— Begin Supplied data —
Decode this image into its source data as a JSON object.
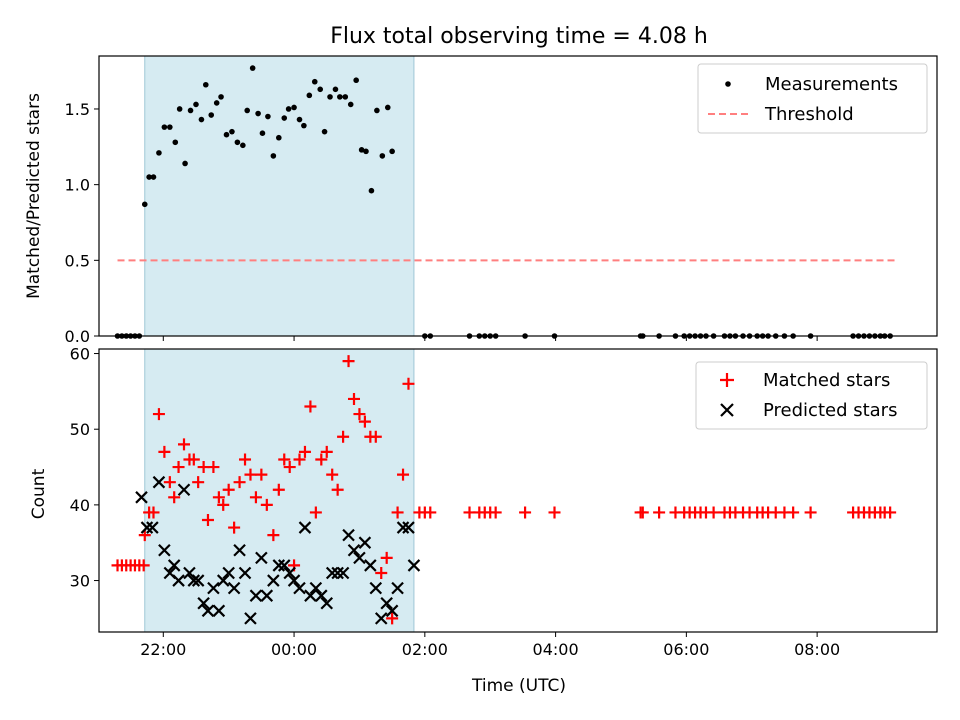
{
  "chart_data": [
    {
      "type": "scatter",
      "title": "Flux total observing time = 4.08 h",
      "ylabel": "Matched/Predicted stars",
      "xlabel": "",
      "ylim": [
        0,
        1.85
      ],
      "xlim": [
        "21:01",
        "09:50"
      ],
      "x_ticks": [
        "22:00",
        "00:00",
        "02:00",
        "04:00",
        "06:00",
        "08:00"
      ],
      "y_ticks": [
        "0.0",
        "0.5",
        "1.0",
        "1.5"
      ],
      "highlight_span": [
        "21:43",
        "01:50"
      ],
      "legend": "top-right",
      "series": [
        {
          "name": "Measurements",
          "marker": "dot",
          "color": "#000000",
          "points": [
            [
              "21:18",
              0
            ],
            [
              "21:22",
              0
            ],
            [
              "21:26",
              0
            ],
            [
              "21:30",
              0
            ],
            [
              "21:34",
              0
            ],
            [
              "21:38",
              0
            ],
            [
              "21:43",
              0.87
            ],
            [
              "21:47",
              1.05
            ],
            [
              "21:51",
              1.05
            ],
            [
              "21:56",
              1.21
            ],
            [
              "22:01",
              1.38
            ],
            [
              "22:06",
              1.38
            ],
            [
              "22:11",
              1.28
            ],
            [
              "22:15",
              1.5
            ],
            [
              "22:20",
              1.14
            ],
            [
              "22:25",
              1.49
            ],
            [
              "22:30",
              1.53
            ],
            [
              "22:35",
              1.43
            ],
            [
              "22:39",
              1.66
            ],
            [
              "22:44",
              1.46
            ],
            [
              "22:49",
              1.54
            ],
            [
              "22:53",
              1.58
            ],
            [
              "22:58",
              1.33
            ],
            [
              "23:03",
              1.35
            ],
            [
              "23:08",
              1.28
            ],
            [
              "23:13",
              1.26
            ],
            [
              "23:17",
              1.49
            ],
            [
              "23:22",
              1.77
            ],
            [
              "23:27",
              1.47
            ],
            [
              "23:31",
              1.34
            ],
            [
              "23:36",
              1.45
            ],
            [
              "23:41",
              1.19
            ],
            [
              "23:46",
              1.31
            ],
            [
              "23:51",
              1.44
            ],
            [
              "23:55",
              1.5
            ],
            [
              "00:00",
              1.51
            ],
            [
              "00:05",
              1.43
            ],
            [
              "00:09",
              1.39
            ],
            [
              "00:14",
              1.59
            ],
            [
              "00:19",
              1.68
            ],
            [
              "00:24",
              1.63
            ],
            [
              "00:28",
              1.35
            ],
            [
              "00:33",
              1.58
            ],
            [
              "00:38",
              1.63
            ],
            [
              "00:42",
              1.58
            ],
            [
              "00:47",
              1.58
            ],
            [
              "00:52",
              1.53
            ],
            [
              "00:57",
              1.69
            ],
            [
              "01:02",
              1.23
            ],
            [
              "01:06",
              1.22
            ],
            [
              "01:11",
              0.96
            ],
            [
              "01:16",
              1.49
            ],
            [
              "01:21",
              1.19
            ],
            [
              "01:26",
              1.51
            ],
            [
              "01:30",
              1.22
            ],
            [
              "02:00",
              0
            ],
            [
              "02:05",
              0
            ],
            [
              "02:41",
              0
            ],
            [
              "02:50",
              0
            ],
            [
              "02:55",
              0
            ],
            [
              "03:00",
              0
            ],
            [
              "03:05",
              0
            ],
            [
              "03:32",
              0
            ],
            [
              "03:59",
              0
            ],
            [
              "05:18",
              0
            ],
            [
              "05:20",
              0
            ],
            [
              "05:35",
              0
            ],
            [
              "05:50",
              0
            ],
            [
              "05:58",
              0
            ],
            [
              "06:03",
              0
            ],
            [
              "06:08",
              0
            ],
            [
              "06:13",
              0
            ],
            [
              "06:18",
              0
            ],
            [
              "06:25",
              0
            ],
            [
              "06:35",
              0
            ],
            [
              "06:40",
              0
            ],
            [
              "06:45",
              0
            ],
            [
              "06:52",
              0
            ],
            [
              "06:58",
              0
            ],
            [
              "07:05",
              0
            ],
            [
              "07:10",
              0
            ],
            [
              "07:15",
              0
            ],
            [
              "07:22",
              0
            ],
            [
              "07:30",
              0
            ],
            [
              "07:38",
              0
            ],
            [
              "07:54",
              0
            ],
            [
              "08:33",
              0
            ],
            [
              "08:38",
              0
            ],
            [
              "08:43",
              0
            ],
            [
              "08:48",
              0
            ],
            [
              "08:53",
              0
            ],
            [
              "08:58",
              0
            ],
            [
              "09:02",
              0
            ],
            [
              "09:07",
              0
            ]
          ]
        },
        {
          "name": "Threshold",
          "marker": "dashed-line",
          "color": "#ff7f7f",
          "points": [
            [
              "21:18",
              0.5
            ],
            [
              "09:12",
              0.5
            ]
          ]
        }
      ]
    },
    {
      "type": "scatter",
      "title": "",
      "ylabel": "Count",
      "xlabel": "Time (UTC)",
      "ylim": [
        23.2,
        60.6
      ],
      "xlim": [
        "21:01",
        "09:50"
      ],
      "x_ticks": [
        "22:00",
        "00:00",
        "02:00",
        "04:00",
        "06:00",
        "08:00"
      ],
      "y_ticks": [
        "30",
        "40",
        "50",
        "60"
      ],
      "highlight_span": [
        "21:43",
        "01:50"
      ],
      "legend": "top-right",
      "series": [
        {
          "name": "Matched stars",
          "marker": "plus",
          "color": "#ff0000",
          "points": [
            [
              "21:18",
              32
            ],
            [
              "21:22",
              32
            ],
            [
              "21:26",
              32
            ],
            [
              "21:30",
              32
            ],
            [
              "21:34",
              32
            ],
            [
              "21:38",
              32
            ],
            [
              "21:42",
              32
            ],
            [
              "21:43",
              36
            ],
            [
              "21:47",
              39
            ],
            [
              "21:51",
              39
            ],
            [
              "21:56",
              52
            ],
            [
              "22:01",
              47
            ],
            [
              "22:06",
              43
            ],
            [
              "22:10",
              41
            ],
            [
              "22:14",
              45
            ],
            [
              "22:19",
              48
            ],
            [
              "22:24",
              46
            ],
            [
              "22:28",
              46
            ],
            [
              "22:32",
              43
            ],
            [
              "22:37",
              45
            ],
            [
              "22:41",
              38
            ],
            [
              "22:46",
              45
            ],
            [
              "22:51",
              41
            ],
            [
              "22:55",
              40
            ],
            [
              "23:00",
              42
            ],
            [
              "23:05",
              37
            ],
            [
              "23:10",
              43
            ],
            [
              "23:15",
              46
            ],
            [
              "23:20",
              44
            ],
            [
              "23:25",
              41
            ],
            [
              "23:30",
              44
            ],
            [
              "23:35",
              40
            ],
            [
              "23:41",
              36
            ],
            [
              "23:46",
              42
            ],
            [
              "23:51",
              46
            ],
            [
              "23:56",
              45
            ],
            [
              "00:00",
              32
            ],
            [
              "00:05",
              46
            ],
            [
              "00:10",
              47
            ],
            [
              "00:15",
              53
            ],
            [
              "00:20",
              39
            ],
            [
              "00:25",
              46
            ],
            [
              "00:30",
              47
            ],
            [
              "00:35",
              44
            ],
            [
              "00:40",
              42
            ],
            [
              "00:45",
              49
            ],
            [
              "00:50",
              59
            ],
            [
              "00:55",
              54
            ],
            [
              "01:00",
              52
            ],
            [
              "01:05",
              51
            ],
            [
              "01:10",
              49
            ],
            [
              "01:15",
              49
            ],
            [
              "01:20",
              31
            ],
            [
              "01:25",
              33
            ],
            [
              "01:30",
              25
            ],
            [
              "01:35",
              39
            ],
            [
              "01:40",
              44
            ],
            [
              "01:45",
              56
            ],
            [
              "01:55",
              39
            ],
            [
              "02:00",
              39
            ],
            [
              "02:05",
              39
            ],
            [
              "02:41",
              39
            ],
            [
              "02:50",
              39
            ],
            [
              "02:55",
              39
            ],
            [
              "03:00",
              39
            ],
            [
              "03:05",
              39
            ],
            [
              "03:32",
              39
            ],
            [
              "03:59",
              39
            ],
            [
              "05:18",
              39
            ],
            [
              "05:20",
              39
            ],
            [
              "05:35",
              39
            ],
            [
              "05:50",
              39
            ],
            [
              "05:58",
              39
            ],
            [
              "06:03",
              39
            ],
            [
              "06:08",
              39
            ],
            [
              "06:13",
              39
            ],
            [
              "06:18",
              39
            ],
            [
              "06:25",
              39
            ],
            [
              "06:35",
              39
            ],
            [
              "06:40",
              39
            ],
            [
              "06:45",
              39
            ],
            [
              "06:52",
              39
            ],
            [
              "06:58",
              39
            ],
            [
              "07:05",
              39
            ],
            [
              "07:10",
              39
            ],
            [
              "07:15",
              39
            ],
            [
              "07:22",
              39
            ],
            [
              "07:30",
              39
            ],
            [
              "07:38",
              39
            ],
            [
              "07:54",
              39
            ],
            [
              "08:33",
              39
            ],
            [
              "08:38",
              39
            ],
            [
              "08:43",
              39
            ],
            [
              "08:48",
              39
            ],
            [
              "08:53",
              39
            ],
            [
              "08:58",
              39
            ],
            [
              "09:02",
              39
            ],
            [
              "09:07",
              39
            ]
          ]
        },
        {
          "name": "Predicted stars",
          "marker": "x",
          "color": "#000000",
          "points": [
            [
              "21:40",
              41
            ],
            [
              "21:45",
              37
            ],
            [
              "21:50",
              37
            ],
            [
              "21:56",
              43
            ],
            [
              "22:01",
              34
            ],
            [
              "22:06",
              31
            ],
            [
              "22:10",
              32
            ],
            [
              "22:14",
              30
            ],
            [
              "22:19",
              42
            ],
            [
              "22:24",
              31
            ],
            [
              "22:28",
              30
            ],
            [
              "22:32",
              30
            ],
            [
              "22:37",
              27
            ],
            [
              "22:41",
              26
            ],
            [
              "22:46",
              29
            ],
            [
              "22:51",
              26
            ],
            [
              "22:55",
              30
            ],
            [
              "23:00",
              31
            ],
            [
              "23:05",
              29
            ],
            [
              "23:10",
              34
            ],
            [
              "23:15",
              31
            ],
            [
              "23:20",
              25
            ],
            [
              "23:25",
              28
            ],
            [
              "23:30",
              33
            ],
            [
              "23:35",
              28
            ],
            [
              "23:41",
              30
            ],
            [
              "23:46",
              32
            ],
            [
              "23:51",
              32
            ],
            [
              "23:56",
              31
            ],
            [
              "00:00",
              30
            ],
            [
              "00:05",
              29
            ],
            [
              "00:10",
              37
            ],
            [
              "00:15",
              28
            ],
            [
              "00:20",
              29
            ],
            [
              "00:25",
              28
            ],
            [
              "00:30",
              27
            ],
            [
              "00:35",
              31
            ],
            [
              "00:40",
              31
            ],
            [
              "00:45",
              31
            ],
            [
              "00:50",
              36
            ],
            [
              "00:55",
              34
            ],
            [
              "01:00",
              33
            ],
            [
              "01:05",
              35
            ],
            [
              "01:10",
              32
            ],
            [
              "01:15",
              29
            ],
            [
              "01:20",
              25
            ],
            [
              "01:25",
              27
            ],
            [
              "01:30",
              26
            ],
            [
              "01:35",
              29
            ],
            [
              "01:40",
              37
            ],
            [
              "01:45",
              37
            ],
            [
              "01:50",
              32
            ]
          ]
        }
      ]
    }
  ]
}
— End Supplied data —
> **Problem**
Search the data above for lines holding "Predicted" and copy each of them.

> **Expected answer**
      "ylabel": "Matched/Predicted stars",
          "name": "Predicted stars",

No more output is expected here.